Dataset rows
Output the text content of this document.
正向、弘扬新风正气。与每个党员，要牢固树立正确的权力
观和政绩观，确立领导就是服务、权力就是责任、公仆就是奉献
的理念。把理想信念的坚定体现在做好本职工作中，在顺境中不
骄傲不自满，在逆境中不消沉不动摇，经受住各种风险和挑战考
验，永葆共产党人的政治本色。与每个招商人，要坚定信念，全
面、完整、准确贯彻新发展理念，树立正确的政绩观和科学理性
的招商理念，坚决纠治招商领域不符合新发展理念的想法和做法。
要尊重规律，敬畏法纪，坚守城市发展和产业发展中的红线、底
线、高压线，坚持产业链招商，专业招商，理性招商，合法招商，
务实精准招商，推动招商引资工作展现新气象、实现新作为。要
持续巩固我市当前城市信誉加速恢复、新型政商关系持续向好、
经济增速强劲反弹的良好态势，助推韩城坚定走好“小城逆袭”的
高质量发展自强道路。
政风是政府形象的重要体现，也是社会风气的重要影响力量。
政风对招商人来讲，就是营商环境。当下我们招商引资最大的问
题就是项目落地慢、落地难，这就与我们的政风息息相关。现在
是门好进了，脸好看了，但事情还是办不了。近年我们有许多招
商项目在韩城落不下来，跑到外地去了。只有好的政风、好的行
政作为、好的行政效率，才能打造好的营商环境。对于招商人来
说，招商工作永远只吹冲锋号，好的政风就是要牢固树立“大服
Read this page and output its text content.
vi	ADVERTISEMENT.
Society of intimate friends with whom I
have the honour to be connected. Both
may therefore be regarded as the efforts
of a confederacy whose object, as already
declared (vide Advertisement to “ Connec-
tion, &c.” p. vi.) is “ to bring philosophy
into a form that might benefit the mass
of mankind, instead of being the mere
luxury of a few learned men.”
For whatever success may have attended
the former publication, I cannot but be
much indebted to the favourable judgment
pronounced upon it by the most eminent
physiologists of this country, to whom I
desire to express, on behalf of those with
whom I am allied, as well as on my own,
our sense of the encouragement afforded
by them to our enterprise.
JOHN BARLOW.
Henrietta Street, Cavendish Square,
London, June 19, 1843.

Problem statement
Repeat the material from above exactly, word for word.

Completed task
Output the text content of this document.
正向、弘扬新风正气。与每个党员，要牢固树立正确的权力
观和政绩观，确立领导就是服务、权力就是责任、公仆就是奉献
的理念。把理想信念的坚定体现在做好本职工作中，在顺境中不
骄傲不自满，在逆境中不消沉不动摇，经受住各种风险和挑战考
验，永葆共产党人的政治本色。与每个招商人，要坚定信念，全
面、完整、准确贯彻新发展理念，树立正确的政绩观和科学理性
的招商理念，坚决纠治招商领域不符合新发展理念的想法和做法。
要尊重规律，敬畏法纪，坚守城市发展和产业发展中的红线、底
线、高压线，坚持产业链招商，专业招商，理性招商，合法招商，
务实精准招商，推动招商引资工作展现新气象、实现新作为。要
持续巩固我市当前城市信誉加速恢复、新型政商关系持续向好、
经济增速强劲反弹的良好态势，助推韩城坚定走好“小城逆袭”的
高质量发展自强道路。
政风是政府形象的重要体现，也是社会风气的重要影响力量。
政风对招商人来讲，就是营商环境。当下我们招商引资最大的问
题就是项目落地慢、落地难，这就与我们的政风息息相关。现在
是门好进了，脸好看了，但事情还是办不了。近年我们有许多招
商项目在韩城落不下来，跑到外地去了。只有好的政风、好的行
政作为、好的行政效率，才能打造好的营商环境。对于招商人来
说，招商工作永远只吹冲锋号，好的政风就是要牢固树立“大服
Read this page and output its text content.
vi	ADVERTISEMENT.
Society of intimate friends with whom I
have the honour to be connected. Both
may therefore be regarded as the efforts
of a confederacy whose object, as already
declared (vide Advertisement to “ Connec-
tion, &c.” p. vi.) is “ to bring philosophy
into a form that might benefit the mass
of mankind, instead of being the mere
luxury of a few learned men.”
For whatever success may have attended
the former publication, I cannot but be
much indebted to the favourable judgment
pronounced upon it by the most eminent
physiologists of this country, to whom I
desire to express, on behalf of those with
whom I am allied, as well as on my own,
our sense of the encouragement afforded
by them to our enterprise.
JOHN BARLOW.
Henrietta Street, Cavendish Square,
London, June 19, 1843.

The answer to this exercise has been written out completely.